### Set exercise:
Pull every "должна" line out of the data below.

━━━ Data shown

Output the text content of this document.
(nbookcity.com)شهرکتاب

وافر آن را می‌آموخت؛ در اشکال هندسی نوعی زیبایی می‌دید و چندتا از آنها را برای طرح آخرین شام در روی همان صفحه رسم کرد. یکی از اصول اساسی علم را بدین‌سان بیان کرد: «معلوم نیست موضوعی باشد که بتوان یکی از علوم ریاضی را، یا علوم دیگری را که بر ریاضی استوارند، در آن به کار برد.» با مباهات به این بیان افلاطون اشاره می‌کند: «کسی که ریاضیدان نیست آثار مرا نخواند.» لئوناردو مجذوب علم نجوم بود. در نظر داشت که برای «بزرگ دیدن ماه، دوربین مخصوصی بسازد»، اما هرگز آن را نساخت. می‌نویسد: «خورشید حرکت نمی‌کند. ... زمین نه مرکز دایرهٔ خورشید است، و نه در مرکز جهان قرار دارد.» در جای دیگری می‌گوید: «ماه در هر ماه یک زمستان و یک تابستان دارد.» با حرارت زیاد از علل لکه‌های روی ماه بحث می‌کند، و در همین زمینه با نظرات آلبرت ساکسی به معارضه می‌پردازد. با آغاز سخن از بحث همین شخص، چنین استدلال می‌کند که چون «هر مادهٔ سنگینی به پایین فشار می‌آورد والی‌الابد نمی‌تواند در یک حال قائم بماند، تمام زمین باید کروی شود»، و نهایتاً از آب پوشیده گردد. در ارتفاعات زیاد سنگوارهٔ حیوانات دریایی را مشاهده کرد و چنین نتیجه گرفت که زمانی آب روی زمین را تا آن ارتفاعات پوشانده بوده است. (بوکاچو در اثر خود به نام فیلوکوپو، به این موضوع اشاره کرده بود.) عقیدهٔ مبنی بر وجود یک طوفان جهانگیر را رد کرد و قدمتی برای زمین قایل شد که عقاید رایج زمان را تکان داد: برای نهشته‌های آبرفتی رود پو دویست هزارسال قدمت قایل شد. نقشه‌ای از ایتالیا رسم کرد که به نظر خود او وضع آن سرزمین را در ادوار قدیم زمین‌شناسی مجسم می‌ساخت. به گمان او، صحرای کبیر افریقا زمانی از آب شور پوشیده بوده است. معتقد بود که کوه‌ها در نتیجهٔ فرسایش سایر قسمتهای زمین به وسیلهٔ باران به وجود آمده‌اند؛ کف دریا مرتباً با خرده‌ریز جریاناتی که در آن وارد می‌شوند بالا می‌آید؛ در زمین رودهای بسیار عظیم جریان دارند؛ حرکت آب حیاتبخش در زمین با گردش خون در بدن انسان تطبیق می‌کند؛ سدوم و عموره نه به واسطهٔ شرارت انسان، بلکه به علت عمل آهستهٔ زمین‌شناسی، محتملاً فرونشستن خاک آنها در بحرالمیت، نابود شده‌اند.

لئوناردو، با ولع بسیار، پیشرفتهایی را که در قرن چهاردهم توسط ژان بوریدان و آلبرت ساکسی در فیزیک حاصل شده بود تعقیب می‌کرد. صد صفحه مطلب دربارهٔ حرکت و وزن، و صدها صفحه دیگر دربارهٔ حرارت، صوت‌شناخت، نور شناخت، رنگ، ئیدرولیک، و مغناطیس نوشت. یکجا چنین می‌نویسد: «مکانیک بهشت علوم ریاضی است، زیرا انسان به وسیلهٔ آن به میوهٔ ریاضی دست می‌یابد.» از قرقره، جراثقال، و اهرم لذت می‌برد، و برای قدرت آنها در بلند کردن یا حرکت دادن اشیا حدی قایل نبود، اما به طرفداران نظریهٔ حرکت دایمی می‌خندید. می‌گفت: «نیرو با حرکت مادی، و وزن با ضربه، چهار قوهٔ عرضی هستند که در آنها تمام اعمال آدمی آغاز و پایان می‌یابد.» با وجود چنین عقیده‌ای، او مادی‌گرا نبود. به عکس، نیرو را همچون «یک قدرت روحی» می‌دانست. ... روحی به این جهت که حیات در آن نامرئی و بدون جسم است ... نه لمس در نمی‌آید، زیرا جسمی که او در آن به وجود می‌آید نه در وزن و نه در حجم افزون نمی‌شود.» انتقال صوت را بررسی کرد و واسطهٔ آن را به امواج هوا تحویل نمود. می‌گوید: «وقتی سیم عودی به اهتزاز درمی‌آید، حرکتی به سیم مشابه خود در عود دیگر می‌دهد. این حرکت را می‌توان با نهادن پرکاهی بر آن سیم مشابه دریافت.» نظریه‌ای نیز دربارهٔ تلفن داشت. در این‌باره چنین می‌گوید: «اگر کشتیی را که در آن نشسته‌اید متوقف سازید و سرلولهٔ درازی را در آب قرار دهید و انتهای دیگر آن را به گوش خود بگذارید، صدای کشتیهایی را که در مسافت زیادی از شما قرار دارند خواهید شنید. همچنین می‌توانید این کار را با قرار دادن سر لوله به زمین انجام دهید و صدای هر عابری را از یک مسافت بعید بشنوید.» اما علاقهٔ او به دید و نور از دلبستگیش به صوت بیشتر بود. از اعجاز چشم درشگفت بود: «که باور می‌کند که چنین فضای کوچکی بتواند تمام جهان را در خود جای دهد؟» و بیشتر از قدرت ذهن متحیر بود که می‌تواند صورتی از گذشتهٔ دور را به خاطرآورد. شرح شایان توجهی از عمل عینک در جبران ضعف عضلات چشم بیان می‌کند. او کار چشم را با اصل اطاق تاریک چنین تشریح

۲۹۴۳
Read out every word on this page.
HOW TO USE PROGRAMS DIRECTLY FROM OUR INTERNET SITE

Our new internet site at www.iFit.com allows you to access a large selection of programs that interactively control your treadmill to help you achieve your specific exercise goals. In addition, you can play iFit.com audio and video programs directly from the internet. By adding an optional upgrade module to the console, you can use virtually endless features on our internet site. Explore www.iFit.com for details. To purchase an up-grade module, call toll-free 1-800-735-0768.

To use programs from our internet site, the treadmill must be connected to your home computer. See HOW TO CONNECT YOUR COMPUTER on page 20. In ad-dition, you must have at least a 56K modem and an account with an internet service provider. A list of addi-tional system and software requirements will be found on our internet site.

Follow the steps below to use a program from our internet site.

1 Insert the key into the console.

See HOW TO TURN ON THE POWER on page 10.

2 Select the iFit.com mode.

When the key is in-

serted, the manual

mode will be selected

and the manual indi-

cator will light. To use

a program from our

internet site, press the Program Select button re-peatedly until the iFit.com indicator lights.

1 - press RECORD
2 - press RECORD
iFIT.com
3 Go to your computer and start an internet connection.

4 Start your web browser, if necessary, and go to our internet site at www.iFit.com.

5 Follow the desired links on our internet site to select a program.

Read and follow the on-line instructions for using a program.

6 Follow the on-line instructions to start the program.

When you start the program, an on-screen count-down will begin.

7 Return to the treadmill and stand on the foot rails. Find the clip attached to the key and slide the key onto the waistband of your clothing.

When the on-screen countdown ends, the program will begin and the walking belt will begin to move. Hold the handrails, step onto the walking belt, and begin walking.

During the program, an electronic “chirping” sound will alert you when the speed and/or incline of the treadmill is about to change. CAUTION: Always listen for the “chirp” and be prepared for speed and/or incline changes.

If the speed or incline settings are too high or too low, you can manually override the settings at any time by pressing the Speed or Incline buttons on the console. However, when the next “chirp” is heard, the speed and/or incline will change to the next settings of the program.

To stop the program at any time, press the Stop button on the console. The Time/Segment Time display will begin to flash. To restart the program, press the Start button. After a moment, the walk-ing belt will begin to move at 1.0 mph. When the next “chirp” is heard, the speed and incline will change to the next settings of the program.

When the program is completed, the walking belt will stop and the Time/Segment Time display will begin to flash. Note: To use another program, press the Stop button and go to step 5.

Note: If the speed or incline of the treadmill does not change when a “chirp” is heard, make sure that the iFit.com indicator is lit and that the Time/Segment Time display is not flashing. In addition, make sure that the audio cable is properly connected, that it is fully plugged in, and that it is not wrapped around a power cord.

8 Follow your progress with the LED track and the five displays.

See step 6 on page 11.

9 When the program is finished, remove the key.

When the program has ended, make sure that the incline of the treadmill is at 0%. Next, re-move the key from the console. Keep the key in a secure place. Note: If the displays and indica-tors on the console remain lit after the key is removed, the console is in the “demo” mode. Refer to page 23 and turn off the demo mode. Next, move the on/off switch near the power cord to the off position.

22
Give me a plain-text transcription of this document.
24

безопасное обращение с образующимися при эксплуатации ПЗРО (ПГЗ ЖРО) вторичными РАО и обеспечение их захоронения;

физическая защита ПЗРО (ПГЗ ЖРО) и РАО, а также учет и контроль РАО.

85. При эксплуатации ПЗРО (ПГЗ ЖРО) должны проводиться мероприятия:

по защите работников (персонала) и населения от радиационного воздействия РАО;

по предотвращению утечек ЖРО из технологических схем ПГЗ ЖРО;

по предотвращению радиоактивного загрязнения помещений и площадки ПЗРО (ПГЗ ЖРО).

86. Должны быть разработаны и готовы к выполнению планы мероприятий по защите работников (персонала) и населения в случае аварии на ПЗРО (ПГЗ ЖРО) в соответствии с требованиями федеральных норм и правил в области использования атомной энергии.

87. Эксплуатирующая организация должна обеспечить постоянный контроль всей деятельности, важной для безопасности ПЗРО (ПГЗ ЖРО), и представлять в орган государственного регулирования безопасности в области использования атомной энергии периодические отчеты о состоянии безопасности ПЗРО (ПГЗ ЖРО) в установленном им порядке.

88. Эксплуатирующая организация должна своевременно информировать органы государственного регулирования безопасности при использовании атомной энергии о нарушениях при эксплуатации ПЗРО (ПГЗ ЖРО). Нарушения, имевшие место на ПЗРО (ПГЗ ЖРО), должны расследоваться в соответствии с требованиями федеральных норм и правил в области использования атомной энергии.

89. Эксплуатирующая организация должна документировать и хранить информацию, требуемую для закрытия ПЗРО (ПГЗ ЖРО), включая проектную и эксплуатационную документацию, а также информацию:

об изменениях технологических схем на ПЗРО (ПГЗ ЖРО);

━━━━━━

### Complete answer:
87. Эксплуатирующая организация должна обеспечить постоянный контроль всей деятельности, важной для безопасности ПЗРО (ПГЗ ЖРО), и представлять в орган государственного регулирования безопасности в области использования атомной энергии периодические отчеты о состоянии безопасности ПЗРО (ПГЗ ЖРО) в установленном им порядке.
88. Эксплуатирующая организация должна своевременно информировать органы государственного регулирования безопасности при использовании атомной энергии о нарушениях при эксплуатации ПЗРО (ПГЗ ЖРО). Нарушения, имевшие место на ПЗРО (ПГЗ ЖРО), должны расследоваться в соответствии с требованиями федеральных норм и правил в области использования атомной энергии.
89. Эксплуатирующая организация должна документировать и хранить информацию, требуемую для закрытия ПЗРО (ПГЗ ЖРО), включая проектную и эксплуатационную документацию, а также информацию:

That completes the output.